* [Instructions for the task]: Turn the lines of the data between the one holding "pencil-icon[interactable]: [74, 478, 92, 496]" and the one holding "label-color-swatch[interactable]: [80, 401, 94, 416]", inclusive, into a numbered list, leaving out any blank lines. Include no other lines.

* [Items]:
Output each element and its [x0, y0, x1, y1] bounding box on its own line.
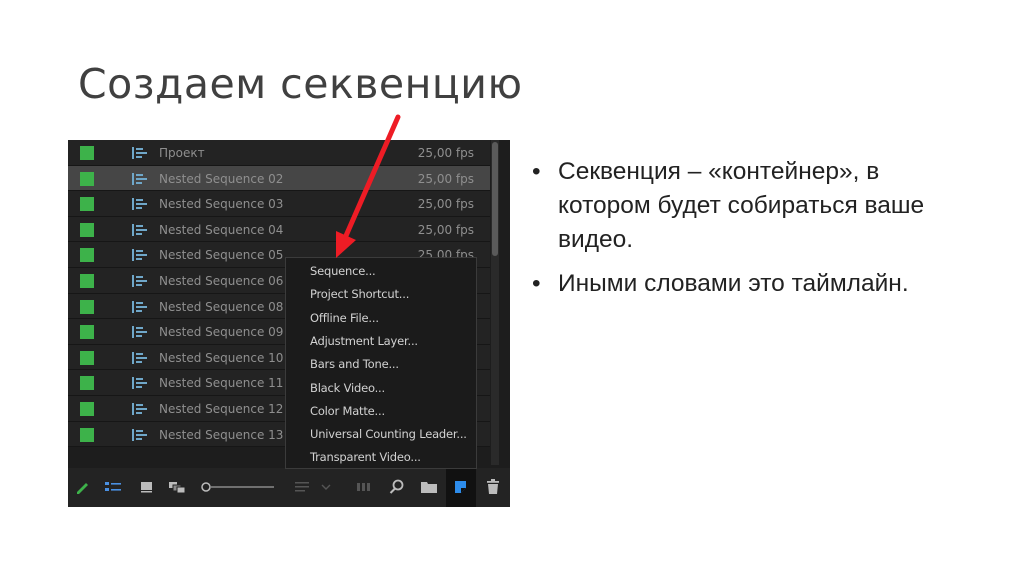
pencil-icon[interactable]: [74, 478, 92, 496]
label-color-swatch[interactable]: [80, 427, 94, 442]
menu-item[interactable]: Project Shortcut...: [310, 287, 409, 301]
sort-icon[interactable]: [294, 478, 312, 496]
bullet-item: • Иными словами это таймлайн.: [532, 270, 909, 297]
menu-item[interactable]: Black Video...: [310, 381, 385, 395]
item-name: Nested Sequence 11: [159, 376, 284, 391]
item-name: Nested Sequence 13: [159, 427, 284, 442]
icon-view-icon[interactable]: [138, 478, 156, 496]
sequence-icon: [132, 147, 147, 159]
label-color-swatch[interactable]: [80, 299, 94, 314]
menu-item[interactable]: Sequence...: [310, 264, 376, 278]
label-color-swatch[interactable]: [80, 376, 94, 391]
label-color-swatch[interactable]: [80, 401, 94, 416]
item-frame-rate: 25,00 fps: [417, 197, 474, 212]
menu-item[interactable]: Transparent Video...: [310, 450, 421, 464]
freeform-view-icon[interactable]: [168, 478, 186, 496]
label-color-swatch[interactable]: [80, 325, 94, 340]
sequence-icon: [132, 172, 147, 185]
item-name: Nested Sequence 03: [159, 197, 284, 212]
bullet-text: Секвенция – «контейнер», в котором будет…: [558, 158, 925, 253]
label-color-swatch[interactable]: [80, 171, 94, 186]
new-item-icon: [455, 481, 466, 493]
menu-item[interactable]: Bars and Tone...: [310, 357, 399, 371]
project-panel: Проект 25,00 fps Nested Sequence 02 25,00 f…: [68, 140, 510, 507]
menu-item[interactable]: Universal Counting Leader...: [310, 427, 467, 441]
menu-item[interactable]: Adjustment Layer...: [310, 334, 418, 348]
chevron-down-icon[interactable]: [318, 478, 336, 496]
bullet-text: Иными словами это таймлайн.: [558, 270, 909, 297]
item-name: Nested Sequence 08: [159, 299, 284, 314]
scrollbar-thumb[interactable]: [492, 142, 498, 256]
item-frame-rate: 25,00 fps: [417, 171, 474, 186]
bullet-list: • Секвенция – «контейнер», в котором буде…: [530, 155, 970, 311]
sequence-icon: [132, 428, 147, 441]
panel-toolbar: [68, 468, 510, 507]
list-item[interactable]: Проект 25,00 fps: [68, 140, 490, 166]
sequence-icon: [132, 223, 147, 236]
label-color-swatch[interactable]: [80, 248, 94, 263]
new-item-menu: Sequence... Project Shortcut... Offline Fi…: [285, 257, 477, 469]
list-view-icon[interactable]: [104, 478, 122, 496]
label-color-swatch[interactable]: [80, 197, 94, 212]
menu-item[interactable]: Color Matte...: [310, 404, 385, 418]
automate-icon[interactable]: [356, 478, 374, 496]
sequence-icon: [132, 377, 147, 390]
new-bin-icon[interactable]: [420, 478, 438, 496]
sequence-icon: [132, 402, 147, 415]
list-item[interactable]: Nested Sequence 04 25,00 fps: [68, 216, 490, 243]
label-color-swatch[interactable]: [80, 273, 94, 288]
item-name: Nested Sequence 02: [159, 171, 284, 186]
item-frame-rate: 25,00 fps: [417, 222, 474, 237]
menu-item[interactable]: Offline File...: [310, 311, 379, 325]
list-item[interactable]: Nested Sequence 03 25,00 fps: [68, 191, 490, 217]
list-item[interactable]: Nested Sequence 02 25,00 fps: [68, 165, 490, 192]
item-name: Проект: [159, 146, 205, 160]
trash-icon[interactable]: [484, 478, 502, 496]
sequence-icon: [132, 274, 147, 287]
item-name: Nested Sequence 10: [159, 350, 284, 365]
sequence-icon: [132, 300, 147, 313]
slide-title: Создаем секвенцию: [78, 60, 523, 108]
sequence-icon: [132, 249, 147, 262]
sequence-icon: [132, 351, 147, 364]
item-name: Nested Sequence 05: [159, 248, 284, 263]
item-name: Nested Sequence 09: [159, 325, 284, 340]
item-frame-rate: 25,00 fps: [417, 146, 474, 160]
label-color-swatch[interactable]: [80, 350, 94, 365]
bullet-item: • Секвенция – «контейнер», в котором буде…: [532, 158, 925, 253]
search-icon[interactable]: [388, 478, 406, 496]
label-color-swatch[interactable]: [80, 146, 94, 160]
new-item-button[interactable]: [446, 468, 476, 507]
sequence-icon: [132, 198, 147, 211]
item-name: Nested Sequence 06: [159, 273, 284, 288]
zoom-slider[interactable]: [200, 479, 276, 495]
label-color-swatch[interactable]: [80, 222, 94, 237]
sequence-icon: [132, 326, 147, 339]
item-name: Nested Sequence 04: [159, 222, 284, 237]
item-name: Nested Sequence 12: [159, 401, 284, 416]
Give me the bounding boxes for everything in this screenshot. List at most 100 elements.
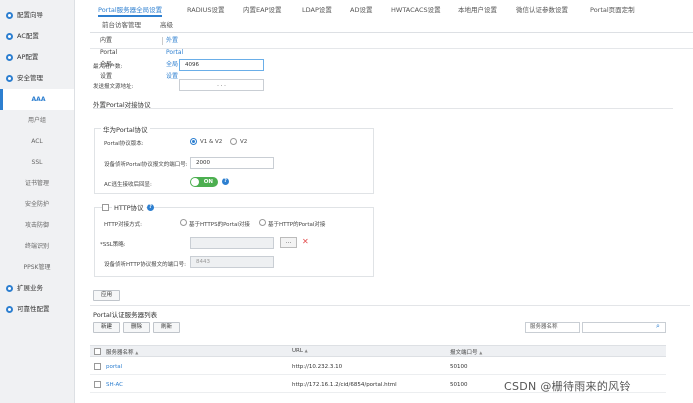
server-name-link[interactable]: portal xyxy=(106,364,122,370)
tab-hwtacacs[interactable]: HWTACACS设置 xyxy=(391,3,441,17)
http-protocol-checkbox[interactable] xyxy=(102,204,109,211)
row-checkbox[interactable] xyxy=(94,381,101,388)
http-port-input[interactable]: 8443 xyxy=(190,256,274,268)
tab-portal-global[interactable]: Portal服务器全局设置 xyxy=(98,3,163,17)
row-checkbox[interactable] xyxy=(94,363,101,370)
sidebar-subitem-ssl[interactable]: SSL xyxy=(0,152,74,173)
radio-http-label: 基于HTTP的Portal对接 xyxy=(268,222,326,228)
apply-button[interactable]: 应用 xyxy=(93,290,120,301)
radio-v2[interactable] xyxy=(230,138,237,145)
ssl-policy-label: *SSL策略: xyxy=(100,242,126,248)
http-port-label: 设备侦听HTTP协议报文的端口号: xyxy=(104,262,186,268)
clear-icon[interactable]: ✕ xyxy=(302,238,309,246)
select-all-checkbox[interactable] xyxy=(94,348,101,355)
tab-local-user[interactable]: 本地用户设置 xyxy=(458,3,497,17)
tab-wechat[interactable]: 微信认证参数设置 xyxy=(516,3,568,17)
sidebar-item-label: 扩展业务 xyxy=(17,284,43,292)
new-button[interactable]: 新建 xyxy=(93,322,120,333)
sidebar-subitem-label: 证书管理 xyxy=(24,180,49,187)
sidebar: 配置向导 AC配置 AP配置 安全管理 AAA 用户组 ACL SSL 证书管理… xyxy=(0,0,75,403)
sidebar-subitem-user-group[interactable]: 用户组 xyxy=(0,110,74,131)
table-row[interactable]: portal http://10.232.3.10 50100 xyxy=(90,358,666,375)
max-users-label: 最大用户数: xyxy=(93,64,123,70)
column-header-port[interactable]: 报文端口号 ▲ xyxy=(450,348,482,356)
sidebar-subitem-label: PPSK管理 xyxy=(23,264,51,271)
sidebar-subitem-ppsk[interactable]: PPSK管理 xyxy=(0,257,74,278)
sidebar-subitem-label: AAA xyxy=(31,96,46,103)
circle-icon xyxy=(6,12,13,19)
sidebar-subitem-protection[interactable]: 安全防护 xyxy=(0,194,74,215)
portal-version-label: Portal协议版本: xyxy=(104,141,144,147)
tab-radius[interactable]: RADIUS设置 xyxy=(187,3,225,17)
circle-icon xyxy=(6,33,13,40)
search-icon[interactable]: ⌕ xyxy=(656,322,660,331)
sort-icon: ▲ xyxy=(135,350,139,355)
sidebar-subitem-label: 终端识别 xyxy=(24,243,49,250)
tab-eap[interactable]: 内置EAP设置 xyxy=(243,3,281,17)
max-users-input[interactable]: 4096 xyxy=(179,59,264,71)
refresh-button[interactable]: 刷新 xyxy=(153,322,180,333)
tab-ad[interactable]: AD设置 xyxy=(350,3,372,17)
divider xyxy=(90,48,693,49)
sidebar-item-label: 可靠性配置 xyxy=(17,305,50,313)
sort-icon: ▲ xyxy=(304,348,308,353)
column-header-name[interactable]: 服务器名称 ▲ xyxy=(106,348,138,356)
subtab-external-portal[interactable]: 外置Portal全局设置 xyxy=(166,35,183,80)
server-list-title: Portal认证服务器列表 xyxy=(93,311,158,319)
table-header: 服务器名称 ▲ URL ▲ 报文端口号 ▲ xyxy=(90,345,666,357)
sidebar-item-reliability[interactable]: 可靠性配置 xyxy=(0,299,74,320)
sidebar-item-security[interactable]: 安全管理 xyxy=(0,68,74,89)
radio-v2-label: V2 xyxy=(240,139,248,145)
source-address-label: 发送报文源地址: xyxy=(93,84,134,90)
ssl-policy-input[interactable] xyxy=(190,237,274,249)
sidebar-subitem-attack-defense[interactable]: 攻击防御 xyxy=(0,215,74,236)
listen-port-label: 设备侦听Portal协议报文的端口号: xyxy=(104,162,188,168)
divider xyxy=(90,32,693,33)
filter-select[interactable]: 服务器名称 xyxy=(525,322,580,333)
sidebar-subitem-acl[interactable]: ACL xyxy=(0,131,74,152)
sidebar-item-config-wizard[interactable]: 配置向导 xyxy=(0,5,74,26)
radio-https-label: 基于HTTPS的Portal对接 xyxy=(189,222,250,228)
ac-escape-toggle[interactable]: ON xyxy=(190,177,218,187)
sidebar-item-label: 安全管理 xyxy=(17,74,43,82)
sidebar-item-ac-config[interactable]: AC配置 xyxy=(0,26,74,47)
tab-guest[interactable]: 前台访客管理 xyxy=(102,18,141,32)
sidebar-subitem-terminal-id[interactable]: 终端识别 xyxy=(0,236,74,257)
sidebar-subitem-label: 用户组 xyxy=(27,117,46,124)
divider xyxy=(162,37,163,45)
listen-port-input[interactable]: 2000 xyxy=(190,157,274,169)
server-url: http://10.232.3.10 xyxy=(292,364,343,370)
browse-button[interactable]: ... xyxy=(280,237,297,248)
column-label: 服务器名称 xyxy=(106,350,134,356)
source-address-input[interactable]: . . . xyxy=(179,79,264,91)
radio-http[interactable] xyxy=(259,219,266,226)
tab-portal-page[interactable]: Portal页面定制 xyxy=(590,3,635,17)
circle-icon xyxy=(6,306,13,313)
server-name-link[interactable]: SH-AC xyxy=(106,382,123,388)
circle-icon xyxy=(6,285,13,292)
sidebar-item-extension[interactable]: 扩展业务 xyxy=(0,278,74,299)
sidebar-subitem-certificate[interactable]: 证书管理 xyxy=(0,173,74,194)
toggle-state-label: ON xyxy=(203,179,213,185)
radio-v1v2[interactable] xyxy=(190,138,197,145)
tab-ldap[interactable]: LDAP设置 xyxy=(302,3,332,17)
radio-https[interactable] xyxy=(180,219,187,226)
sidebar-subitem-label: SSL xyxy=(31,159,43,166)
subtab-builtin-portal[interactable]: 内置Portal全局设置 xyxy=(100,35,117,80)
sidebar-item-label: AP配置 xyxy=(17,53,39,61)
server-port: 50100 xyxy=(450,382,468,388)
column-header-url[interactable]: URL ▲ xyxy=(292,348,308,354)
help-icon[interactable]: ? xyxy=(222,178,229,185)
search-input[interactable] xyxy=(582,322,666,333)
help-icon[interactable]: ? xyxy=(147,204,154,211)
delete-button[interactable]: 删除 xyxy=(123,322,150,333)
sidebar-subitem-aaa[interactable]: AAA xyxy=(0,89,74,110)
sidebar-item-label: AC配置 xyxy=(17,32,39,40)
main-content: Portal服务器全局设置 RADIUS设置 内置EAP设置 LDAP设置 AD… xyxy=(90,0,693,403)
sidebar-item-label: 配置向导 xyxy=(17,11,43,19)
sidebar-item-ap-config[interactable]: AP配置 xyxy=(0,47,74,68)
divider xyxy=(90,305,690,306)
tab-advanced[interactable]: 高级 xyxy=(160,18,173,32)
column-label: URL xyxy=(292,348,303,354)
sidebar-subitem-label: 安全防护 xyxy=(24,201,49,208)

* [Response to the task]:
1. pencil-icon[interactable]: [74, 478, 92, 496]
2. label-color-swatch[interactable]: [80, 427, 94, 442]
3. menu-item[interactable]: Project Shortcut...: [310, 287, 409, 301]
4. sort-icon[interactable]: [294, 478, 312, 496]
5. bullet-item: • Иными словами это таймлайн.: [532, 270, 909, 297]
6. menu-item[interactable]: Black Video...: [310, 381, 385, 395]
7. item-name: Nested Sequence 11: [159, 376, 284, 391]
8. item-name: Nested Sequence 13: [159, 427, 284, 442]
9. icon-view-icon[interactable]: [138, 478, 156, 496]
10. sequence-icon: [132, 147, 147, 159]
11. label-color-swatch[interactable]: [80, 299, 94, 314]
12. menu-item[interactable]: Sequence...: [310, 264, 376, 278]
13. label-color-swatch[interactable]: [80, 376, 94, 391]
14. label-color-swatch[interactable]: [80, 401, 94, 416]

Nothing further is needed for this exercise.